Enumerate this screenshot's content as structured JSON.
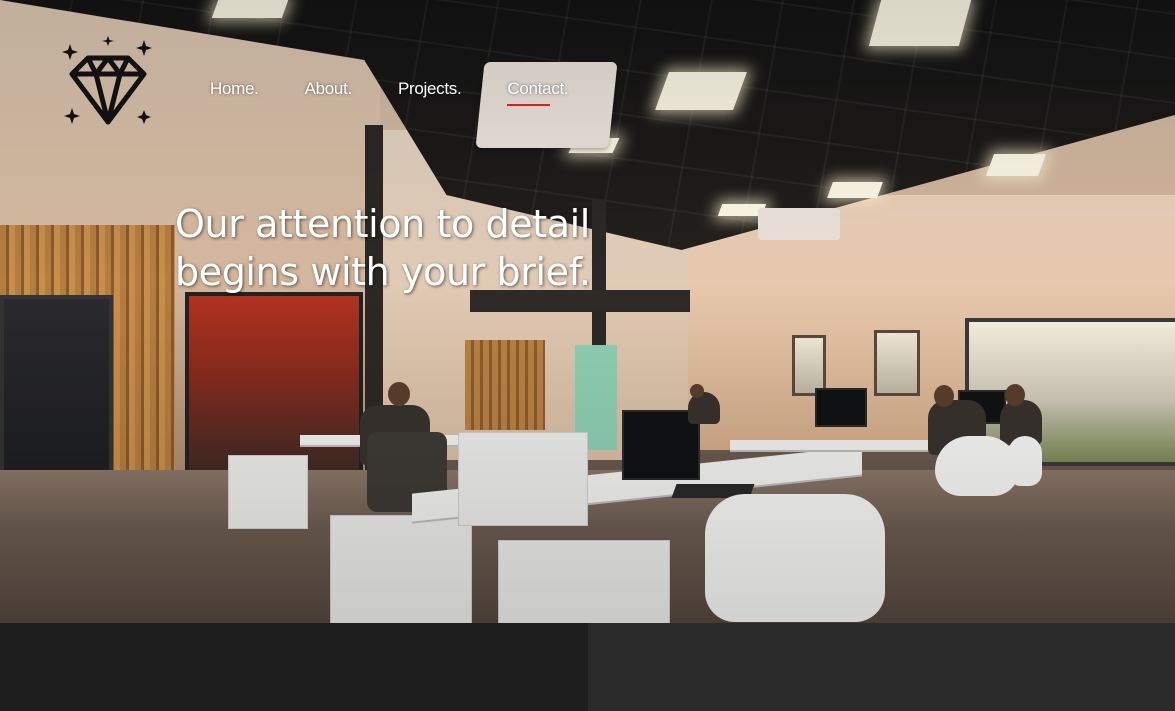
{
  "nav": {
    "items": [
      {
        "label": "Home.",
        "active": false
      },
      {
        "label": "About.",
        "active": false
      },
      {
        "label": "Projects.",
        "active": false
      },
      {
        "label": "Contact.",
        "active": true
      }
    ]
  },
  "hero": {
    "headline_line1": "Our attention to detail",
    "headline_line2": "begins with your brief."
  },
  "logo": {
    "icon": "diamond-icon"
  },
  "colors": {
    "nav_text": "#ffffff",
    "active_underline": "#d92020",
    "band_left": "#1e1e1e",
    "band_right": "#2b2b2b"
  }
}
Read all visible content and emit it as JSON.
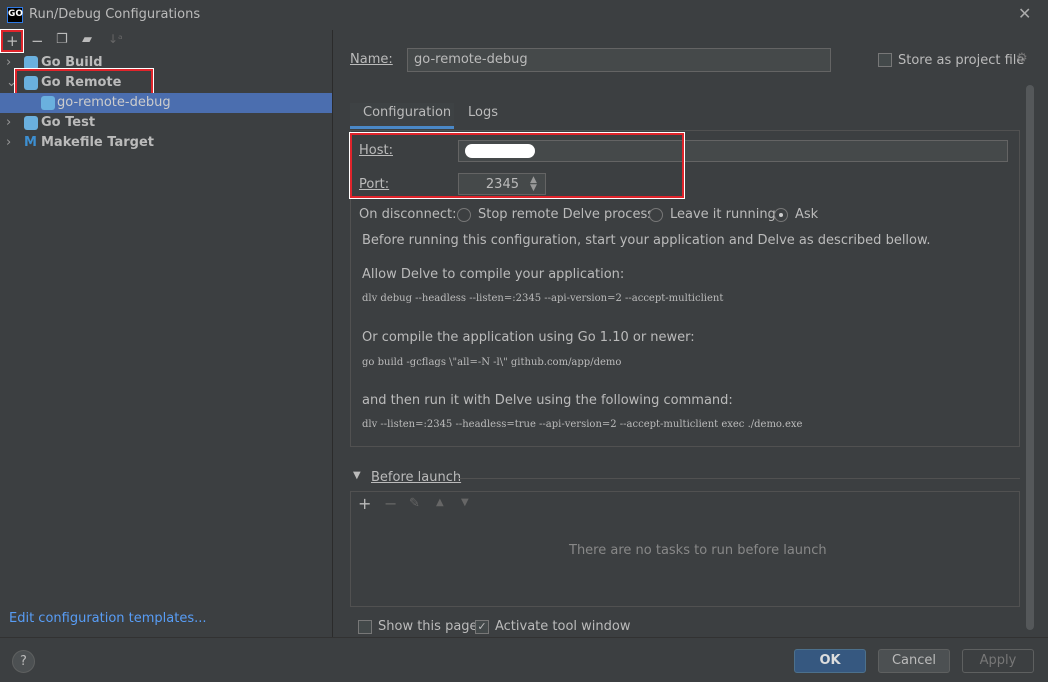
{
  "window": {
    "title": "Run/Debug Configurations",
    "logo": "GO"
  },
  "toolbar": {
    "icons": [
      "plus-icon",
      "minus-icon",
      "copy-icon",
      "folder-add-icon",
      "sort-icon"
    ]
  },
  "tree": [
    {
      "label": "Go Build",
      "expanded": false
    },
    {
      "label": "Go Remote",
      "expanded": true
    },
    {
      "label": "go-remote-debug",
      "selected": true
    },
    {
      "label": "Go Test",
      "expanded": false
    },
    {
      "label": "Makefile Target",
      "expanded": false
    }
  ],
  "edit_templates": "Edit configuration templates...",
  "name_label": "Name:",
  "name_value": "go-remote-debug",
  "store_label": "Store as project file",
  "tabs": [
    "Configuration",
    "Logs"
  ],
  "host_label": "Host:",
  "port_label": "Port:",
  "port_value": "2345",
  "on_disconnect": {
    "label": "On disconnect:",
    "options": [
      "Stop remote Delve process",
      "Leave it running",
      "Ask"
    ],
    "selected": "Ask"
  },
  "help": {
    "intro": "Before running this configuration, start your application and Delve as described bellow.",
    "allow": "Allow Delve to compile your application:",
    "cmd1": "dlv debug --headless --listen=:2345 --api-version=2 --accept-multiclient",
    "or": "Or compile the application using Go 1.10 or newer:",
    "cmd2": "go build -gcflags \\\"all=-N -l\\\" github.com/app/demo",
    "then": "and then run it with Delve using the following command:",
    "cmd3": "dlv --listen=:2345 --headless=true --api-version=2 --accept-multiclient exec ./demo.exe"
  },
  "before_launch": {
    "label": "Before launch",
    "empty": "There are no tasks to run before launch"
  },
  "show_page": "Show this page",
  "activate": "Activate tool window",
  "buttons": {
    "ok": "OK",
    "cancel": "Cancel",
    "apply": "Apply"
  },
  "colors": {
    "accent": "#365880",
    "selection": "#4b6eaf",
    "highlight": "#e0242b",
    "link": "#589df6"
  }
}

______________________________

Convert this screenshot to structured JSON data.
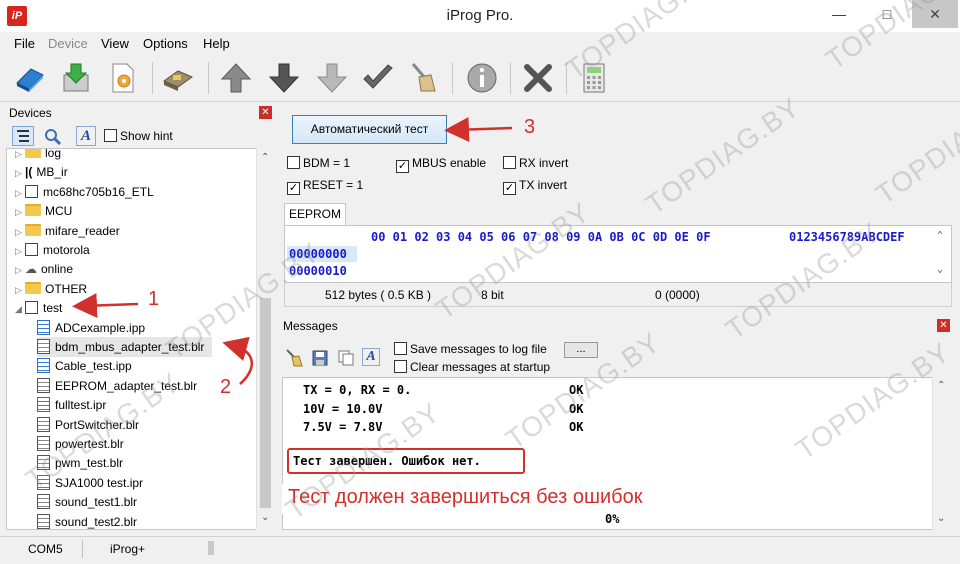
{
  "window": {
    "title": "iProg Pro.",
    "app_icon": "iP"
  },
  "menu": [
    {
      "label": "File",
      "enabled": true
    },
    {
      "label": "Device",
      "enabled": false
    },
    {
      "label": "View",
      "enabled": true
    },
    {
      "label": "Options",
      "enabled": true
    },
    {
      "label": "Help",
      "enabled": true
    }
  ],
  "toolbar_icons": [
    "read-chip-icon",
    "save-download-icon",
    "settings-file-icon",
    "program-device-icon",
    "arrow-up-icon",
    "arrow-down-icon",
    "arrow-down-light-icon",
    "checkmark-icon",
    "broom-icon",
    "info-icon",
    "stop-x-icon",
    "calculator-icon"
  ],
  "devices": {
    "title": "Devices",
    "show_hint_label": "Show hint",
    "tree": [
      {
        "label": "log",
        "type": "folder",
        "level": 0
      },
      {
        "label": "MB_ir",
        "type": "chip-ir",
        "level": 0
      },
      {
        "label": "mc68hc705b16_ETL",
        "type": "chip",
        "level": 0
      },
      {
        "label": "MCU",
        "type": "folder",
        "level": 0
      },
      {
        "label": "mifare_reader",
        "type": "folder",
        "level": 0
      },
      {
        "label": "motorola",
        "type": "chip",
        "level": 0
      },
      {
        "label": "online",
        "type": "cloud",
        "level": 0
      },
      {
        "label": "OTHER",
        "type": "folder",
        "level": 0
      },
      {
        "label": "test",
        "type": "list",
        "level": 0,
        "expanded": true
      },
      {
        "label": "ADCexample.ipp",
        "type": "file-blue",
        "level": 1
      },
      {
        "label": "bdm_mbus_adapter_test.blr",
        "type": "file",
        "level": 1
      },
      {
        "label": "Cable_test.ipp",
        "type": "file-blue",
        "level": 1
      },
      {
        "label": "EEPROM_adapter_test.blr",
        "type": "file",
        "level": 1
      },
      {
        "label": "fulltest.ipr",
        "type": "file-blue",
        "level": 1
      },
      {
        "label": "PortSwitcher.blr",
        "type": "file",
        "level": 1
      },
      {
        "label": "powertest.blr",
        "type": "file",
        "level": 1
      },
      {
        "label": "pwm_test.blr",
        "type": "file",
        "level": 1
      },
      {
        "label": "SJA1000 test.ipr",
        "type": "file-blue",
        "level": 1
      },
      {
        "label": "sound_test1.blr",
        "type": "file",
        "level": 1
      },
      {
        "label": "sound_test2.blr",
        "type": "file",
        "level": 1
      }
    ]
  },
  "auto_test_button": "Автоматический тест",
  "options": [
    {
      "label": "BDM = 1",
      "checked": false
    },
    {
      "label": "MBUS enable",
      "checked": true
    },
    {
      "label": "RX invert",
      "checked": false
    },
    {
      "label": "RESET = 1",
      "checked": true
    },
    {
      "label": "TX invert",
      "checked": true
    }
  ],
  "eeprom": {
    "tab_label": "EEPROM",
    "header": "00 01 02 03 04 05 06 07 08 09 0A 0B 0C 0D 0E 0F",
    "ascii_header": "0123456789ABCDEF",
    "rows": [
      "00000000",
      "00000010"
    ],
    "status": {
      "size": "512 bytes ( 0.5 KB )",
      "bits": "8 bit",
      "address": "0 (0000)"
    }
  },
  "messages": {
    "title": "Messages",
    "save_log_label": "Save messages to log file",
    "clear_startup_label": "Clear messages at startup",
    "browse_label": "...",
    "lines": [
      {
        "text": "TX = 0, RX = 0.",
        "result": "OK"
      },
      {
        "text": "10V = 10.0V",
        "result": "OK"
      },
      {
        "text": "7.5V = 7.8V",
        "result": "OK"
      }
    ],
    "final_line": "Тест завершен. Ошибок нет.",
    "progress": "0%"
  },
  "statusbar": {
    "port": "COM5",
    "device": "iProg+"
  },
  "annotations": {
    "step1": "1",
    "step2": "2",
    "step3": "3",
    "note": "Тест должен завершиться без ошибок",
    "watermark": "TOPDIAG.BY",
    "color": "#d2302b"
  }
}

______________________________

**TASK INSTRUCTIONS:** Pull out every line in the material above where "running" occurs.

**RESULT:**
      "Leave it running",
    "intro": "Before running this configuration, start your application and Delve as described bellow.",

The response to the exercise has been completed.